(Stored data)
::::::::

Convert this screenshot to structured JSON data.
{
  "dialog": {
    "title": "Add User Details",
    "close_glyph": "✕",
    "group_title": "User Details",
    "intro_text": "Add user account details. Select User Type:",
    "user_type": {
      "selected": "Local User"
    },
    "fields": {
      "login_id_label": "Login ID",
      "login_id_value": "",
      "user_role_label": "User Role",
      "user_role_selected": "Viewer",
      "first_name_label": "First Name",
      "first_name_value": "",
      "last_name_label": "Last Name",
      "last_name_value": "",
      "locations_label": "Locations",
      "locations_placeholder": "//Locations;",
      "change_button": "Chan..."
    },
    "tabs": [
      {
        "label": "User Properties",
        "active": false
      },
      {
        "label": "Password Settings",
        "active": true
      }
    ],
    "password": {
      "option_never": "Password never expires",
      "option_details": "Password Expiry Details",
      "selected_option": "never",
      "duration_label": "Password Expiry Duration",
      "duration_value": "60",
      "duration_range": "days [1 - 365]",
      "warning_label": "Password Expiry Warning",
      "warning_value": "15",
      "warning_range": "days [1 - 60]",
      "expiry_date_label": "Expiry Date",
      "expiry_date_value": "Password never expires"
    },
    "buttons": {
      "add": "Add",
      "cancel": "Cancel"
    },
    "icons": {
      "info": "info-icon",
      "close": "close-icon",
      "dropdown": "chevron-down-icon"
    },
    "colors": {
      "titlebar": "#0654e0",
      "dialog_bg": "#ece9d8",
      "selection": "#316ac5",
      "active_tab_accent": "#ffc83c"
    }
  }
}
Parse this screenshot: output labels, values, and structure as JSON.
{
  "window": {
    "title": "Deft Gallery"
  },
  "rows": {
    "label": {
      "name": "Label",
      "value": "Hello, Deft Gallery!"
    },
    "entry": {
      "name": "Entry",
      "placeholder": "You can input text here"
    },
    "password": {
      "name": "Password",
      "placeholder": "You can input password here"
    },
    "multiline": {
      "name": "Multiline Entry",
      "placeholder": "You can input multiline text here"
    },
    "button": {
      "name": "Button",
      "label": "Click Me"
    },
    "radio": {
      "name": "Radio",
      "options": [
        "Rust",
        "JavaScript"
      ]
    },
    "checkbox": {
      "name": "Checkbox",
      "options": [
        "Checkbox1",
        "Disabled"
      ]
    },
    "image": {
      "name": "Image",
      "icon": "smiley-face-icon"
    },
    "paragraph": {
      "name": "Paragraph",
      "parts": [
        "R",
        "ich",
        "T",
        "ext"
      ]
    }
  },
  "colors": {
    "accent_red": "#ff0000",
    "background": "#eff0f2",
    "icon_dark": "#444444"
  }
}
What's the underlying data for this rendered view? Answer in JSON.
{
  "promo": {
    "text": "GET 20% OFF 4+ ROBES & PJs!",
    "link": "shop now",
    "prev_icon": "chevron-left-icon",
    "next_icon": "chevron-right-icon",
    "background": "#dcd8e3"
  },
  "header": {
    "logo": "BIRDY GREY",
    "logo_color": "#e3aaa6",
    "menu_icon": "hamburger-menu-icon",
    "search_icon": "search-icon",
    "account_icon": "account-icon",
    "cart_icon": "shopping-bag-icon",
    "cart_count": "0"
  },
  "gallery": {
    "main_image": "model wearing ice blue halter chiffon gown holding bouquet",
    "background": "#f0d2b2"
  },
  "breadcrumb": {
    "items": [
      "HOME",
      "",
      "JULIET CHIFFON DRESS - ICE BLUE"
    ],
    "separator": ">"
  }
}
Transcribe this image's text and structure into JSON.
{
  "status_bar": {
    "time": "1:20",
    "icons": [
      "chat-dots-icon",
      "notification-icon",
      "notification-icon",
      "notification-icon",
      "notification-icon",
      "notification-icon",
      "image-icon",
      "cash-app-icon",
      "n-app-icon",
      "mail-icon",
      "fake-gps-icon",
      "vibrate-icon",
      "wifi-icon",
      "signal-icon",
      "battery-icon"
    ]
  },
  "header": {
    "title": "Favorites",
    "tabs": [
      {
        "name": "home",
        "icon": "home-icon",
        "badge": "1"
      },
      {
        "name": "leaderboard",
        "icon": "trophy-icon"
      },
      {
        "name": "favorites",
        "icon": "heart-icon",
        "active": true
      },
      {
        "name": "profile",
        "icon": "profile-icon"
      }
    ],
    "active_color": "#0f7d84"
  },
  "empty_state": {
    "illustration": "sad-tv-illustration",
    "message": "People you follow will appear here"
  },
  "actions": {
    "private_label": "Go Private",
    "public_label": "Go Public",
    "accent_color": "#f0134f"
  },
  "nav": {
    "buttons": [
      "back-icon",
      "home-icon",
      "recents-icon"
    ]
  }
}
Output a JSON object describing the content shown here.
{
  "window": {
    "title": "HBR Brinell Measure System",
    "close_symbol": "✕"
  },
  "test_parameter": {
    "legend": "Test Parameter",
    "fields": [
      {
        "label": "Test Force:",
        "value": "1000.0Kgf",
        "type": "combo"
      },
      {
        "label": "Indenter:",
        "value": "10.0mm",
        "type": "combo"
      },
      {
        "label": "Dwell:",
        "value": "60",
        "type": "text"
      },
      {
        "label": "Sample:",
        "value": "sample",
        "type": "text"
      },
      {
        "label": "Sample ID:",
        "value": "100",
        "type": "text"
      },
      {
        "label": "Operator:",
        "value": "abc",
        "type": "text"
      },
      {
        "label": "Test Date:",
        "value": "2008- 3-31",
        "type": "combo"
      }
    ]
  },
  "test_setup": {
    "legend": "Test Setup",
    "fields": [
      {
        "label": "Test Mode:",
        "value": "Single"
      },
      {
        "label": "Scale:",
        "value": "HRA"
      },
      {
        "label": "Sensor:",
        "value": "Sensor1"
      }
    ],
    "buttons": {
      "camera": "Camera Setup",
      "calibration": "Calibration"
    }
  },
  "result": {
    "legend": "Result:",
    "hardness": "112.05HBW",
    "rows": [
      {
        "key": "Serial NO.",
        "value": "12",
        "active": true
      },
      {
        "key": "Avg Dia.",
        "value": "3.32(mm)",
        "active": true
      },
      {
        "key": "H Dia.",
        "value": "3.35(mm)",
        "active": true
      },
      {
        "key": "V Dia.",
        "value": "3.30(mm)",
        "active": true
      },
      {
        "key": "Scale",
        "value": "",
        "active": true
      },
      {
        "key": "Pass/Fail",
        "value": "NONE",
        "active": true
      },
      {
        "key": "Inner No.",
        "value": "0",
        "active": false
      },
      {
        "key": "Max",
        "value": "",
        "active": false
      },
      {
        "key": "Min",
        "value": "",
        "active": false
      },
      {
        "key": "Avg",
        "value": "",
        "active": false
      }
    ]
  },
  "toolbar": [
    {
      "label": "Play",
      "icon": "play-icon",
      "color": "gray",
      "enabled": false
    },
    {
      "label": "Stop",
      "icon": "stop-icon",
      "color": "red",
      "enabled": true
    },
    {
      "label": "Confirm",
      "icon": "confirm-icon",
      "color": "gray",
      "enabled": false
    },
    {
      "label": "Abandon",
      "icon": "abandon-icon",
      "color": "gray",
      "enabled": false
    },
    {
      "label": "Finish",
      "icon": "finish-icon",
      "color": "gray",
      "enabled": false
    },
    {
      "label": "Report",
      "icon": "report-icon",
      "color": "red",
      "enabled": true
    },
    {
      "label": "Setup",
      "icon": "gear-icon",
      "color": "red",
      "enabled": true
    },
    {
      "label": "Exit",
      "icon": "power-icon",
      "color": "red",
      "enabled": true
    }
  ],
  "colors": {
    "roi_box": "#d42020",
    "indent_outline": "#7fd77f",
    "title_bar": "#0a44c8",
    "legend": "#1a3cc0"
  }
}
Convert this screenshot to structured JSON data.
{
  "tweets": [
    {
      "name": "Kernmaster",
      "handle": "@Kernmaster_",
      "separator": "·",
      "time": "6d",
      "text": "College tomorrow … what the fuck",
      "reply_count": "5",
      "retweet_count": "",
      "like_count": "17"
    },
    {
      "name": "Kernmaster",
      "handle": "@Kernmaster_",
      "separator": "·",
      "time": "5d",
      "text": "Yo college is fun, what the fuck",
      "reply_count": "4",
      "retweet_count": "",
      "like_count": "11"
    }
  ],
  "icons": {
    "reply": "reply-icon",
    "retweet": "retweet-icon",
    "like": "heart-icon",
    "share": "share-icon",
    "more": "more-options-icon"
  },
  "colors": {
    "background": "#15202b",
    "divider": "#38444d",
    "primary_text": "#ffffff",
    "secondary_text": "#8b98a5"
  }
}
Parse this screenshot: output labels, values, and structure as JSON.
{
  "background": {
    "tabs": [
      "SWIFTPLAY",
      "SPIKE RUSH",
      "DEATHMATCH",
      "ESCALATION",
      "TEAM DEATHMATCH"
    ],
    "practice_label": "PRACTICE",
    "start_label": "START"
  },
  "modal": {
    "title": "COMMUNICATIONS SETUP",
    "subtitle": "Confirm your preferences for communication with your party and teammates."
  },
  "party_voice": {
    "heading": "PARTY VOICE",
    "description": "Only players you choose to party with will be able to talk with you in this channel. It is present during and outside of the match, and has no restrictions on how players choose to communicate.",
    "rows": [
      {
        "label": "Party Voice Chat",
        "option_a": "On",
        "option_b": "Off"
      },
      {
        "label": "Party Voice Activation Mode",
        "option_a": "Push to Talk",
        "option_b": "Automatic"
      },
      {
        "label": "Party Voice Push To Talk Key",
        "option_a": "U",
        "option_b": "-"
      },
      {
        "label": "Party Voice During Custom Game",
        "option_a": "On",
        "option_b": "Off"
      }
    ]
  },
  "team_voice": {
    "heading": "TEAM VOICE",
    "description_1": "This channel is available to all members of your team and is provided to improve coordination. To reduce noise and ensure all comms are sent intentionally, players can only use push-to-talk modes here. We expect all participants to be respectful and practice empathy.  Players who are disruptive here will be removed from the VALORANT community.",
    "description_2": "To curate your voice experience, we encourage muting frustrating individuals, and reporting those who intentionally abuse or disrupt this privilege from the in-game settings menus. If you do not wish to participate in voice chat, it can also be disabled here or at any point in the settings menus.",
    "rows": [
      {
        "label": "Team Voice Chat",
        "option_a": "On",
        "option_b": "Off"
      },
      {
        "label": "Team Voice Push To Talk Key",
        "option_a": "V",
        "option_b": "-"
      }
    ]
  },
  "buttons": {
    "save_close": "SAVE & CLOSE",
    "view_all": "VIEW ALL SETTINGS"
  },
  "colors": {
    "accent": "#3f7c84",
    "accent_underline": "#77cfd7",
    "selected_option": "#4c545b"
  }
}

::::::::

INSTRUCTION — Search the data for the string "will". List each line that has it.

SOLUTION TO THIS TASK —
    "message": "People you follow will appear here"
    "description": "Only players you choose to party with will be able to talk with you in this channel. It is present during and outside of the match, and has no restrictions on how players choose to communicate.",
    "description_1": "This channel is available to all members of your team and is provided to improve coordination. To reduce noise and ensure all comms are sent intentionally, players can only use push-to-talk modes here. We expect all participants to be respectful and practice empathy.  Players who are disruptive here will be removed from the VALORANT community.",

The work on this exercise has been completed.